■ Texte de référence:
------------------------------

Anne-Marie Levraut, vice-présidente du CGEDD

Des ingénieurs au service du développement durable

Dossier : 300 ans des Ponts & ChausséesMagazine N°719 Novembre 2016
Par Pierre-Alain ROCHE (75)

Les ingénieurs sont depuis 2009 des IPEF (corps des ingénieurs des Ponts, des Eaux et des Forêts). Après quelques années néces­saires à la fusion des corps préex­is­tants, il est temps de dynamiser la ges­tion de corps des IPEF, appli­quer la par­ité, élargir les recrute­ments, migr­er vers les col­lec­tiv­ités et les opéra­teurs, requal­i­fi­er l’ac­tion publique. On ne naît pas ingénieur le jour du diplôme, mais on est ingénieur après quelques années de pratique. 

Le corps des IPEF regroupe env­i­ron 3 600 ingénieurs et con­stitue ain­si le corps de haut niveau de la fonc­tion publique d’État le plus nombreux.

------------------------------

■ Données de l'exercice:
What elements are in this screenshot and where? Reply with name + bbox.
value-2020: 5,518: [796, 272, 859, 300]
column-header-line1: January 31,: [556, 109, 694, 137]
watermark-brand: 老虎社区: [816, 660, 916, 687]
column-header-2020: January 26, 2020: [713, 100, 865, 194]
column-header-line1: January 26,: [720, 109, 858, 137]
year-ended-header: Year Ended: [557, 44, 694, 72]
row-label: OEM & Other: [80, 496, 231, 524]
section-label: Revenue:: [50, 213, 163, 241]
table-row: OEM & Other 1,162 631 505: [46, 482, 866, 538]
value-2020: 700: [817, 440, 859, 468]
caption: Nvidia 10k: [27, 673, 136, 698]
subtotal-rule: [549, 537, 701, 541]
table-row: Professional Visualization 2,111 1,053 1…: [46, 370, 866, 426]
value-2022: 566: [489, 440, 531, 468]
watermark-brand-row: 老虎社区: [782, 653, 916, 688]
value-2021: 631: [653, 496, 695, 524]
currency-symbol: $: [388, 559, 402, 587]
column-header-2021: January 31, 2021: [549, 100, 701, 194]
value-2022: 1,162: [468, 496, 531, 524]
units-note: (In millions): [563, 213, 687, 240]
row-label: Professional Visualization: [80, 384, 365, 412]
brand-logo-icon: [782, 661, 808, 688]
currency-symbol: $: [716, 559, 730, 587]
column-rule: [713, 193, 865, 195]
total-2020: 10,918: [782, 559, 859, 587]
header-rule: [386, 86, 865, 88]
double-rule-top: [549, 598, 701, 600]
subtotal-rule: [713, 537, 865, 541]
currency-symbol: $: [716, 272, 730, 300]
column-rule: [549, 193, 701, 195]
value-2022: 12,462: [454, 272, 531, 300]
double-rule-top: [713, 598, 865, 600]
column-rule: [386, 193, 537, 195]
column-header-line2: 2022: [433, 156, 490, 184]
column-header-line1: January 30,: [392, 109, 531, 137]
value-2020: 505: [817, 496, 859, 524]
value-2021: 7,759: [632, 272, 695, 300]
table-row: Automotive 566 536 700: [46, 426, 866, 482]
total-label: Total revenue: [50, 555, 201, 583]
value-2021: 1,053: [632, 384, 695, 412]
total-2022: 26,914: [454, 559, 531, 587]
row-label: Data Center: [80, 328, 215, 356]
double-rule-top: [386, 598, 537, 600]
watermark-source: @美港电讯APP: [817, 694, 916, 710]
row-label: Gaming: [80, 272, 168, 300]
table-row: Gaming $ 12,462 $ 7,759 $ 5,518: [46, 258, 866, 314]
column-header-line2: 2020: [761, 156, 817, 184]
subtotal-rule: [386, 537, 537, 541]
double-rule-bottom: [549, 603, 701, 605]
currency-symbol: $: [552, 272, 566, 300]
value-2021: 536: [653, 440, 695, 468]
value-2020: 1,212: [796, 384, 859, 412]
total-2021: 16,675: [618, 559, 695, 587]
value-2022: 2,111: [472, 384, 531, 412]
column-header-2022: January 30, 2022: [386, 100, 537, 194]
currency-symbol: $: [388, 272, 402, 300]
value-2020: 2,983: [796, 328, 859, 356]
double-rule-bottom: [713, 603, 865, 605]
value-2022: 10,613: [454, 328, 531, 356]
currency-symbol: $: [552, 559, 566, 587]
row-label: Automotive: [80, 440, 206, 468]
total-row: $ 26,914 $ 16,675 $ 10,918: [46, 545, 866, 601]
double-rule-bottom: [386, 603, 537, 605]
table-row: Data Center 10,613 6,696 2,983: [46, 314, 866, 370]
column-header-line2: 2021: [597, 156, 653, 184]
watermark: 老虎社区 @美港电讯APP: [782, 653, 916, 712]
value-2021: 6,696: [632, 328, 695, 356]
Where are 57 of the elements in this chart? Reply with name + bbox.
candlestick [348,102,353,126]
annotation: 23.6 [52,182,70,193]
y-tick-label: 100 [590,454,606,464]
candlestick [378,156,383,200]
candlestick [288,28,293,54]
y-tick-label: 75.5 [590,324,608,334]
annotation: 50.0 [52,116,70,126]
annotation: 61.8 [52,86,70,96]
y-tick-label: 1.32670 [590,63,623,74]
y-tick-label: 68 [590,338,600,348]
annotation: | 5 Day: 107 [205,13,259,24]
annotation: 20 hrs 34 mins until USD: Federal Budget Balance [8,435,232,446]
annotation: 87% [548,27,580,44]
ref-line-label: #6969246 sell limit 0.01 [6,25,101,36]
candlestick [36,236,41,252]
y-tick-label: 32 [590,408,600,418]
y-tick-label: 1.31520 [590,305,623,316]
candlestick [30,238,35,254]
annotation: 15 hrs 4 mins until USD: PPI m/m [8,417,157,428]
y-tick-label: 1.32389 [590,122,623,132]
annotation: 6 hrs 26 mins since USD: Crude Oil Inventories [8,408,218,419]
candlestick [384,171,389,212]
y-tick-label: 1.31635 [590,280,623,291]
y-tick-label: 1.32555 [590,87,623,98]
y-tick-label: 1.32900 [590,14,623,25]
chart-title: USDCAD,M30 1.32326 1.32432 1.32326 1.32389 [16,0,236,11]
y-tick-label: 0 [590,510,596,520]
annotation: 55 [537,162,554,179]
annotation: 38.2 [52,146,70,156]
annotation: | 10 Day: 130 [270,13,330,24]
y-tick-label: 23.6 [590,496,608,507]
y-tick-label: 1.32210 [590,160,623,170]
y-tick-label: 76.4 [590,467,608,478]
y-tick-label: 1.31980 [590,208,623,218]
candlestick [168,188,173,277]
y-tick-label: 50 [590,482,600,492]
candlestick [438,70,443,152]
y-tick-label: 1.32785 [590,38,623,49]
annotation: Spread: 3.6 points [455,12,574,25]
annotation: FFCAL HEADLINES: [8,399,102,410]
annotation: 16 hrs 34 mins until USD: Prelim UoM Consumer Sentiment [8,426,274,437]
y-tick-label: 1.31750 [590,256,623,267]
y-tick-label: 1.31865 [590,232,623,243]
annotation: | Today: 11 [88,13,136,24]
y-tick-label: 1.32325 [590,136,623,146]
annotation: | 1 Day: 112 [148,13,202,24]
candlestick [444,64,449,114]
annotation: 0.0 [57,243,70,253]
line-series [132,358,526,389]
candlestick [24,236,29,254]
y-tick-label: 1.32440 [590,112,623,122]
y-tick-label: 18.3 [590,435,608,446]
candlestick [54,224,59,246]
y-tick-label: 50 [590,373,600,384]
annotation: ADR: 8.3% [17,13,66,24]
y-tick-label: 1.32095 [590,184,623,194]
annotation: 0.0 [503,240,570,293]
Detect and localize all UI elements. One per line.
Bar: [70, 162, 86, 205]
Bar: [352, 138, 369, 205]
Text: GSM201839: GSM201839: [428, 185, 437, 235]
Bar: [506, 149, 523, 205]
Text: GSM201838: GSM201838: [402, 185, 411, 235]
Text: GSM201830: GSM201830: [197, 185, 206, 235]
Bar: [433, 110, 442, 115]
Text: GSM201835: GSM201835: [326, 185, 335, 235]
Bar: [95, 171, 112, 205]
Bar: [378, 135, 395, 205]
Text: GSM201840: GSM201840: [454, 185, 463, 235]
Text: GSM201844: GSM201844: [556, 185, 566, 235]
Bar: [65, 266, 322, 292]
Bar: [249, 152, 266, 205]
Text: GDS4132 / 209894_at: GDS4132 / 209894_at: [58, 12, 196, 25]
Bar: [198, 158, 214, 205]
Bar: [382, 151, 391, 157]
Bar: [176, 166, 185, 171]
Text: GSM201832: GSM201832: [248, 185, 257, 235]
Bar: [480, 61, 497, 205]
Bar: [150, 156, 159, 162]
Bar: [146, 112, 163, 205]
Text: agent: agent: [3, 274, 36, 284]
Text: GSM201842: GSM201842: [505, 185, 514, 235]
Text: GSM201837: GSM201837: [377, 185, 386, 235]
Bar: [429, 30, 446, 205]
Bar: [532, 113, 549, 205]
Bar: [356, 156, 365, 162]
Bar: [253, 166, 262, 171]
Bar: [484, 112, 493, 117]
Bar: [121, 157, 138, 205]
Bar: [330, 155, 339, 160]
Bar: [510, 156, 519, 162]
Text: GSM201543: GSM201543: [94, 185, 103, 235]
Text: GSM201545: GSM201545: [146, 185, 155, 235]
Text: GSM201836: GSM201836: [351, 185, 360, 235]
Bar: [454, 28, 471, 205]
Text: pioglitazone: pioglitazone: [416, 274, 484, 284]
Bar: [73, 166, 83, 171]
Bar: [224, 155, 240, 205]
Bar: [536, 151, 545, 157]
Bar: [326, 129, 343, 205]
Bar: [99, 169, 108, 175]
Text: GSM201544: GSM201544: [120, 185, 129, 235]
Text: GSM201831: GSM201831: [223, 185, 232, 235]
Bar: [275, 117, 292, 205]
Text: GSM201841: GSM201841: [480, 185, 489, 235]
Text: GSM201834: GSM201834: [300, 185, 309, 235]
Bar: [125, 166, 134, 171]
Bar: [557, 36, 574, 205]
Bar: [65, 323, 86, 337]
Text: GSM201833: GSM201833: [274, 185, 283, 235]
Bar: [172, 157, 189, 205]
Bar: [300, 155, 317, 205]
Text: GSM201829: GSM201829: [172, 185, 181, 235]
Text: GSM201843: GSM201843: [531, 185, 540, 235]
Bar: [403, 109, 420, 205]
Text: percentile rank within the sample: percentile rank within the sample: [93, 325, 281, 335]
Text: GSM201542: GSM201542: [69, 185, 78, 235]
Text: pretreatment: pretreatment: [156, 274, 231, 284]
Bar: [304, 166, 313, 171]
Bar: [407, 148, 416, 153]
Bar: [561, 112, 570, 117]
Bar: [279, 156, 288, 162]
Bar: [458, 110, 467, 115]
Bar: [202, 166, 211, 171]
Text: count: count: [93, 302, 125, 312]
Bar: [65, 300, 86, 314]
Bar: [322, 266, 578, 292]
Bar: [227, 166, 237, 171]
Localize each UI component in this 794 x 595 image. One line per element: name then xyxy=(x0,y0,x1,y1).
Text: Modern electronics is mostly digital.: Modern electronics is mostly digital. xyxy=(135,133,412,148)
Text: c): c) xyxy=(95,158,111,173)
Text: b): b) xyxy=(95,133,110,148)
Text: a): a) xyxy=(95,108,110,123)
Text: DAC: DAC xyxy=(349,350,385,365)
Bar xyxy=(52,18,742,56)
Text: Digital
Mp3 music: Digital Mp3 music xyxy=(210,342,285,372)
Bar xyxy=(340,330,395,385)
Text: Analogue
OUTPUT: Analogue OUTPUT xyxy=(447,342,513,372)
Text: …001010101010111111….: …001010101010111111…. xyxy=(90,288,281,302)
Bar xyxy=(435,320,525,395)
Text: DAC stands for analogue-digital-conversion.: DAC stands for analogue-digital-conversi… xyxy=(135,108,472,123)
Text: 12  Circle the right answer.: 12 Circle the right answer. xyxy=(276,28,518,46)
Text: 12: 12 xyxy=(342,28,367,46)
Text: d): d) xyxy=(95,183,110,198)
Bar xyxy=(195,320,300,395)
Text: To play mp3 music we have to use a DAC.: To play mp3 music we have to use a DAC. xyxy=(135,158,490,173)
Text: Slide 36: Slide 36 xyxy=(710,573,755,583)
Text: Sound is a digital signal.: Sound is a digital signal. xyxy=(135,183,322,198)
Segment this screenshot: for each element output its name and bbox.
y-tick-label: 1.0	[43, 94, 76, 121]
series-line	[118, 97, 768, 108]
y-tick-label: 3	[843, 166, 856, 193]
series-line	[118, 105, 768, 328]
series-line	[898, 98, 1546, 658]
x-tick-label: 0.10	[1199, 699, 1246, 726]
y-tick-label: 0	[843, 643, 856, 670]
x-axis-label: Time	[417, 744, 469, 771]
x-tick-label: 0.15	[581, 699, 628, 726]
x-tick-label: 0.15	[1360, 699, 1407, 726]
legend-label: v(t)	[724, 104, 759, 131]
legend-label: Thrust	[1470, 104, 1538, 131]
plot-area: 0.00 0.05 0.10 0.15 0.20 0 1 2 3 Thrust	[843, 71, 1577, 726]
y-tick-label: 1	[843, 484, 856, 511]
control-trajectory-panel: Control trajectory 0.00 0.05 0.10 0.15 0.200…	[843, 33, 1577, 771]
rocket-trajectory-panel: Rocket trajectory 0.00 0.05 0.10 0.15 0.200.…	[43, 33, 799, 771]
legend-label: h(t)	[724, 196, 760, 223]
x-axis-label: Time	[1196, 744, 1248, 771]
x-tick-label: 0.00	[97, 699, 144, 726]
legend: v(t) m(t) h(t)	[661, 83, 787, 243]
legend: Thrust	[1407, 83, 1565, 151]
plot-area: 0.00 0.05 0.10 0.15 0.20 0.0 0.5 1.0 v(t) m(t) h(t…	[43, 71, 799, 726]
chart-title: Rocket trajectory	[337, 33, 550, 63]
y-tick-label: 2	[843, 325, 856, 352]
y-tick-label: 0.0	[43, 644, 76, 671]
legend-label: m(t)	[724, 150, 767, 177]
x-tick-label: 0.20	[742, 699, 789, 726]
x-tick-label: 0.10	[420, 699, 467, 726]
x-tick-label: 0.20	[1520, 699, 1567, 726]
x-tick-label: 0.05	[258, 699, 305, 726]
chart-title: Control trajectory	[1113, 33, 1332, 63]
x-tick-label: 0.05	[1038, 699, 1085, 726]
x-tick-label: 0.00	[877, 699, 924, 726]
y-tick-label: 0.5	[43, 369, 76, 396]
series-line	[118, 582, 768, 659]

------------------------------

■ Exercices à réaliser:
a: Répétez fidèlement le passage de l'article sur le corps des IPEF qui va de « Des ingénieurs au » jusqu'à « le plus nombreux. » inclus.
b: Reproduisez à l'identique les lignes des enregistrements, depuis leur début jusqu'à la ligne contenant « row-label: OEM & Other: [80, 496, 231, 524] », cette ligne comprise, et rien d'autre.

■ Corrigé des exercices:
a:
Des ingénieurs au service du développement durable

Dossier : 300 ans des Ponts & ChausséesMagazine N°719 Novembre 2016
Par Pierre-Alain ROCHE (75)

Les ingénieurs sont depuis 2009 des IPEF (corps des ingénieurs des Ponts, des Eaux et des Forêts). Après quelques années néces­saires à la fusion des corps préex­is­tants, il est temps de dynamiser la ges­tion de corps des IPEF, appli­quer la par­ité, élargir les recrute­ments, migr­er vers les col­lec­tiv­ités et les opéra­teurs, requal­i­fi­er l’ac­tion publique. On ne naît pas ingénieur le jour du diplôme, mais on est ingénieur après quelques années de pratique. 

Le corps des IPEF regroupe env­i­ron 3 600 ingénieurs et con­stitue ain­si le corps de haut niveau de la fonc­tion publique d’État le plus nombreux.

b:
What elements are in this screenshot and where? Reply with name + bbox.
value-2020: 5,518: [796, 272, 859, 300]
column-header-line1: January 31,: [556, 109, 694, 137]
watermark-brand: 老虎社区: [816, 660, 916, 687]
column-header-2020: January 26, 2020: [713, 100, 865, 194]
column-header-line1: January 26,: [720, 109, 858, 137]
year-ended-header: Year Ended: [557, 44, 694, 72]
row-label: OEM & Other: [80, 496, 231, 524]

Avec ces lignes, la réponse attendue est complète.